• _RECORDS FOR THE TASK_
^^^^
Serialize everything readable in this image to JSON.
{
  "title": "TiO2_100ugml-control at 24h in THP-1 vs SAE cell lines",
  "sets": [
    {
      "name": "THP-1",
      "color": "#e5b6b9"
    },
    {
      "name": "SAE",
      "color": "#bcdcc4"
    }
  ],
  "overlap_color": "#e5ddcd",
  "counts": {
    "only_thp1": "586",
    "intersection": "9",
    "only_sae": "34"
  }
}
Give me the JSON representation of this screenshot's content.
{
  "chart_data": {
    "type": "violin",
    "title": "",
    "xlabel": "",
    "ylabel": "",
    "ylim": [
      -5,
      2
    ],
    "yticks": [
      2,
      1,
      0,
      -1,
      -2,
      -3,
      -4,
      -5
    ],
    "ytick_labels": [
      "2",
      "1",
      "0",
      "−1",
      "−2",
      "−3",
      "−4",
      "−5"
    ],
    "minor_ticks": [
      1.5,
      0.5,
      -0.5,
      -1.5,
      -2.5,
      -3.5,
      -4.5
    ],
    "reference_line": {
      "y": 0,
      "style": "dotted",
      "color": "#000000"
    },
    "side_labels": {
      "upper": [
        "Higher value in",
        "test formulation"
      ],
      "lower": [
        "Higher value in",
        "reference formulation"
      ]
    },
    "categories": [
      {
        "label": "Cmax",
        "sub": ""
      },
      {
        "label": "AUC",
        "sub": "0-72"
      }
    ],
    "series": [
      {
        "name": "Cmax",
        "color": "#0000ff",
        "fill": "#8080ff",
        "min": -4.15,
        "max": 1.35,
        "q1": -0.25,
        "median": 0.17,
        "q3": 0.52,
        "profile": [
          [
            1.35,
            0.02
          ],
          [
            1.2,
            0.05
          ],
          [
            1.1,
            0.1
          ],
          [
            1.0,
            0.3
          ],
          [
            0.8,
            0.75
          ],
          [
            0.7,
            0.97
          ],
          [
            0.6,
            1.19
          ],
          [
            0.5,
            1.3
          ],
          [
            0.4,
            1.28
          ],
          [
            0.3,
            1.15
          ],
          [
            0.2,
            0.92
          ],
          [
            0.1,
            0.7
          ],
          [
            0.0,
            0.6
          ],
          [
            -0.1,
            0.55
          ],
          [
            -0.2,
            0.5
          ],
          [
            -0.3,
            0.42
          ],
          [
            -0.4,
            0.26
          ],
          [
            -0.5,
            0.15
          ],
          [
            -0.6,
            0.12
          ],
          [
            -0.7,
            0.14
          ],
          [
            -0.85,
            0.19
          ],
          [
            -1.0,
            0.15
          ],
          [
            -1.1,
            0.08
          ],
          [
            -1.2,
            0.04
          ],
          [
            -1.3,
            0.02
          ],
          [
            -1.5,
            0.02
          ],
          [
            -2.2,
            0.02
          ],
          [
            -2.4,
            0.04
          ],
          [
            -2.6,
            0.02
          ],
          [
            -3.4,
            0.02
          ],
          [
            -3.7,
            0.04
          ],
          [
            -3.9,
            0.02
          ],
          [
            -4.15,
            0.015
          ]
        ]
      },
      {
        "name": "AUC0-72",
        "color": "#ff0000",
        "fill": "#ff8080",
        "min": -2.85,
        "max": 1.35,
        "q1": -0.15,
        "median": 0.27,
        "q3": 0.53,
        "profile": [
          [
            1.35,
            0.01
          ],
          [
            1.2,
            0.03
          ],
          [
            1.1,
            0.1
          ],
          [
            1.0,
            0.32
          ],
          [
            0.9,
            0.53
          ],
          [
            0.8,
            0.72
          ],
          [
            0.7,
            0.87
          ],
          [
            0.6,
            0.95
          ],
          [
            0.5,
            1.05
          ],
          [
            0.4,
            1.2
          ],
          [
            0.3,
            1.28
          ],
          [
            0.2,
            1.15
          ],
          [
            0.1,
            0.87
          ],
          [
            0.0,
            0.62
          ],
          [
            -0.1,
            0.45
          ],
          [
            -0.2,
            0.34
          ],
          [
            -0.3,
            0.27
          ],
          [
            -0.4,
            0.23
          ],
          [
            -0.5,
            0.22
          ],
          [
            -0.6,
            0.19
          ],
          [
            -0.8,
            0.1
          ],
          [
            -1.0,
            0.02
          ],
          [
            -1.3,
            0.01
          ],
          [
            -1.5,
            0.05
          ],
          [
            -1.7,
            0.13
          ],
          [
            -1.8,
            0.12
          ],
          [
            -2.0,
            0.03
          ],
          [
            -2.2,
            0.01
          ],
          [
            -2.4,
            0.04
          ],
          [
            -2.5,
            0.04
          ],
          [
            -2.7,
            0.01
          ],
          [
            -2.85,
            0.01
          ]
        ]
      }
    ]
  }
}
^^^^
• _TO DO_
Copy out every entry again, exactly as it was given.

• _RESPONSE TO THE EXERCISE_
Serialize everything readable in this image to JSON.
{
  "title": "TiO2_100ugml-control at 24h in THP-1 vs SAE cell lines",
  "sets": [
    {
      "name": "THP-1",
      "color": "#e5b6b9"
    },
    {
      "name": "SAE",
      "color": "#bcdcc4"
    }
  ],
  "overlap_color": "#e5ddcd",
  "counts": {
    "only_thp1": "586",
    "intersection": "9",
    "only_sae": "34"
  }
}
Give me the JSON representation of this screenshot's content.
{
  "chart_data": {
    "type": "violin",
    "title": "",
    "xlabel": "",
    "ylabel": "",
    "ylim": [
      -5,
      2
    ],
    "yticks": [
      2,
      1,
      0,
      -1,
      -2,
      -3,
      -4,
      -5
    ],
    "ytick_labels": [
      "2",
      "1",
      "0",
      "−1",
      "−2",
      "−3",
      "−4",
      "−5"
    ],
    "minor_ticks": [
      1.5,
      0.5,
      -0.5,
      -1.5,
      -2.5,
      -3.5,
      -4.5
    ],
    "reference_line": {
      "y": 0,
      "style": "dotted",
      "color": "#000000"
    },
    "side_labels": {
      "upper": [
        "Higher value in",
        "test formulation"
      ],
      "lower": [
        "Higher value in",
        "reference formulation"
      ]
    },
    "categories": [
      {
        "label": "Cmax",
        "sub": ""
      },
      {
        "label": "AUC",
        "sub": "0-72"
      }
    ],
    "series": [
      {
        "name": "Cmax",
        "color": "#0000ff",
        "fill": "#8080ff",
        "min": -4.15,
        "max": 1.35,
        "q1": -0.25,
        "median": 0.17,
        "q3": 0.52,
        "profile": [
          [
            1.35,
            0.02
          ],
          [
            1.2,
            0.05
          ],
          [
            1.1,
            0.1
          ],
          [
            1.0,
            0.3
          ],
          [
            0.8,
            0.75
          ],
          [
            0.7,
            0.97
          ],
          [
            0.6,
            1.19
          ],
          [
            0.5,
            1.3
          ],
          [
            0.4,
            1.28
          ],
          [
            0.3,
            1.15
          ],
          [
            0.2,
            0.92
          ],
          [
            0.1,
            0.7
          ],
          [
            0.0,
            0.6
          ],
          [
            -0.1,
            0.55
          ],
          [
            -0.2,
            0.5
          ],
          [
            -0.3,
            0.42
          ],
          [
            -0.4,
            0.26
          ],
          [
            -0.5,
            0.15
          ],
          [
            -0.6,
            0.12
          ],
          [
            -0.7,
            0.14
          ],
          [
            -0.85,
            0.19
          ],
          [
            -1.0,
            0.15
          ],
          [
            -1.1,
            0.08
          ],
          [
            -1.2,
            0.04
          ],
          [
            -1.3,
            0.02
          ],
          [
            -1.5,
            0.02
          ],
          [
            -2.2,
            0.02
          ],
          [
            -2.4,
            0.04
          ],
          [
            -2.6,
            0.02
          ],
          [
            -3.4,
            0.02
          ],
          [
            -3.7,
            0.04
          ],
          [
            -3.9,
            0.02
          ],
          [
            -4.15,
            0.015
          ]
        ]
      },
      {
        "name": "AUC0-72",
        "color": "#ff0000",
        "fill": "#ff8080",
        "min": -2.85,
        "max": 1.35,
        "q1": -0.15,
        "median": 0.27,
        "q3": 0.53,
        "profile": [
          [
            1.35,
            0.01
          ],
          [
            1.2,
            0.03
          ],
          [
            1.1,
            0.1
          ],
          [
            1.0,
            0.32
          ],
          [
            0.9,
            0.53
          ],
          [
            0.8,
            0.72
          ],
          [
            0.7,
            0.87
          ],
          [
            0.6,
            0.95
          ],
          [
            0.5,
            1.05
          ],
          [
            0.4,
            1.2
          ],
          [
            0.3,
            1.28
          ],
          [
            0.2,
            1.15
          ],
          [
            0.1,
            0.87
          ],
          [
            0.0,
            0.62
          ],
          [
            -0.1,
            0.45
          ],
          [
            -0.2,
            0.34
          ],
          [
            -0.3,
            0.27
          ],
          [
            -0.4,
            0.23
          ],
          [
            -0.5,
            0.22
          ],
          [
            -0.6,
            0.19
          ],
          [
            -0.8,
            0.1
          ],
          [
            -1.0,
            0.02
          ],
          [
            -1.3,
            0.01
          ],
          [
            -1.5,
            0.05
          ],
          [
            -1.7,
            0.13
          ],
          [
            -1.8,
            0.12
          ],
          [
            -2.0,
            0.03
          ],
          [
            -2.2,
            0.01
          ],
          [
            -2.4,
            0.04
          ],
          [
            -2.5,
            0.04
          ],
          [
            -2.7,
            0.01
          ],
          [
            -2.85,
            0.01
          ]
        ]
      }
    ]
  }
}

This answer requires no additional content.